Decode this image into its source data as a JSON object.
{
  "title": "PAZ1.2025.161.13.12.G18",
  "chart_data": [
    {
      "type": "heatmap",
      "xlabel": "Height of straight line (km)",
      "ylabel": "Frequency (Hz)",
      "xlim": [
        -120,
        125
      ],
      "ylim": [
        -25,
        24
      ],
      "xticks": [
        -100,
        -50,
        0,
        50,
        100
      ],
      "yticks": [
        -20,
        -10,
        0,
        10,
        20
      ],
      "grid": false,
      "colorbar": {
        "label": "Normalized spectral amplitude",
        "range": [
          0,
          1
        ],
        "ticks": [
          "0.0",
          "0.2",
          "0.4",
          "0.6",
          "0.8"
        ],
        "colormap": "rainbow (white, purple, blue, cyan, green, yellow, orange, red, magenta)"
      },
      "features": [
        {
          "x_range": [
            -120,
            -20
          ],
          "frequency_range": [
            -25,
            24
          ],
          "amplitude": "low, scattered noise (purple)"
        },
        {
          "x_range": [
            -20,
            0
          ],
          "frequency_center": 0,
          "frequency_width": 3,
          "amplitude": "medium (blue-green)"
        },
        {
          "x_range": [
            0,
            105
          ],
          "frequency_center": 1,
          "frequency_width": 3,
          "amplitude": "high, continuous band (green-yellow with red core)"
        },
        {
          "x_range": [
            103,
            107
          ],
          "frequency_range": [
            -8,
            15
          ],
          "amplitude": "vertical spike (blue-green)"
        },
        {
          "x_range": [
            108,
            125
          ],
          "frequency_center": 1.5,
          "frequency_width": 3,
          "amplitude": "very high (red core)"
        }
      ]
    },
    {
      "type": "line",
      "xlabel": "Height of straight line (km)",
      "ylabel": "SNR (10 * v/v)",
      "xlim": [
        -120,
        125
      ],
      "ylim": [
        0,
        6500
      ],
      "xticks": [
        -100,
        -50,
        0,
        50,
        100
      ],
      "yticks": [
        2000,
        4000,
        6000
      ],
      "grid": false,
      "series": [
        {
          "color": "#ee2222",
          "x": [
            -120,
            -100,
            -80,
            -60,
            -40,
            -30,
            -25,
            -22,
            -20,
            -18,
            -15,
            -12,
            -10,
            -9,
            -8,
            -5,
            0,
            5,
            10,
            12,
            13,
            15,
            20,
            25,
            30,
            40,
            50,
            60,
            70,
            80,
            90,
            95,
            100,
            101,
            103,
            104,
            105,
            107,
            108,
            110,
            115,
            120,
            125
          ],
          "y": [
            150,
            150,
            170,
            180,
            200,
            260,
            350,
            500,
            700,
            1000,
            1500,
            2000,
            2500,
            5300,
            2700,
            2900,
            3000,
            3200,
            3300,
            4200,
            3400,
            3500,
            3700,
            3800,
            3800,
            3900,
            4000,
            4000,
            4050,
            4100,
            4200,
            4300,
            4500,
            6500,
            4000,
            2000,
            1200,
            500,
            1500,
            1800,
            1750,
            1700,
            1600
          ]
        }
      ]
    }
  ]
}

************

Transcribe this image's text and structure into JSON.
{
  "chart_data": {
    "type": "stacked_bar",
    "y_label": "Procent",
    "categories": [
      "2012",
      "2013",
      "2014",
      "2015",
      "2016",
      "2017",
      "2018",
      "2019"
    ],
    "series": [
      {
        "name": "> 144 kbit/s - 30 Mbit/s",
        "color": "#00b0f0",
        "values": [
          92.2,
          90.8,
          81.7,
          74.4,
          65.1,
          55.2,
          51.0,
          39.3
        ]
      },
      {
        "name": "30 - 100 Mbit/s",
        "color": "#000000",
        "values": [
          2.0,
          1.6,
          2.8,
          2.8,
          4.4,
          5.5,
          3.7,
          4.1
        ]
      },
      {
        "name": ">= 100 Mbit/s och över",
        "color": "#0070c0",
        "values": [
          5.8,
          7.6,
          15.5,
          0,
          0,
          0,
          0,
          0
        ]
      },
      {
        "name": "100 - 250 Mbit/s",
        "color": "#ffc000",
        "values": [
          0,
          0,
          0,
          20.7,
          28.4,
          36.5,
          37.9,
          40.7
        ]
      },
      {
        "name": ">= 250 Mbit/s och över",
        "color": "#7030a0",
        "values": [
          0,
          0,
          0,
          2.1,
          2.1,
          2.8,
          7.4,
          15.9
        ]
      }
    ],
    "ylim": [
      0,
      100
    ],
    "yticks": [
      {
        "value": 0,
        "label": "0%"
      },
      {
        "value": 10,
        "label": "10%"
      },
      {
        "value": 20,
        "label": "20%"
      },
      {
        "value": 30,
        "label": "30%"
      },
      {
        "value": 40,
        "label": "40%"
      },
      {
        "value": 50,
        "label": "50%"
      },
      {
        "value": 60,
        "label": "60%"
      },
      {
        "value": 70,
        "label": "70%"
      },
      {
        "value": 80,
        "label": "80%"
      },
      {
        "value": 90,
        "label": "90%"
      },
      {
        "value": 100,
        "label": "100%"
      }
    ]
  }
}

************

## Task prompt
Each line in the data that holds the string "high" should be found and copied.

## Solution for this exercise
          "amplitude": "high, continuous band (green-yellow with red core)"
          "amplitude": "very high (red core)"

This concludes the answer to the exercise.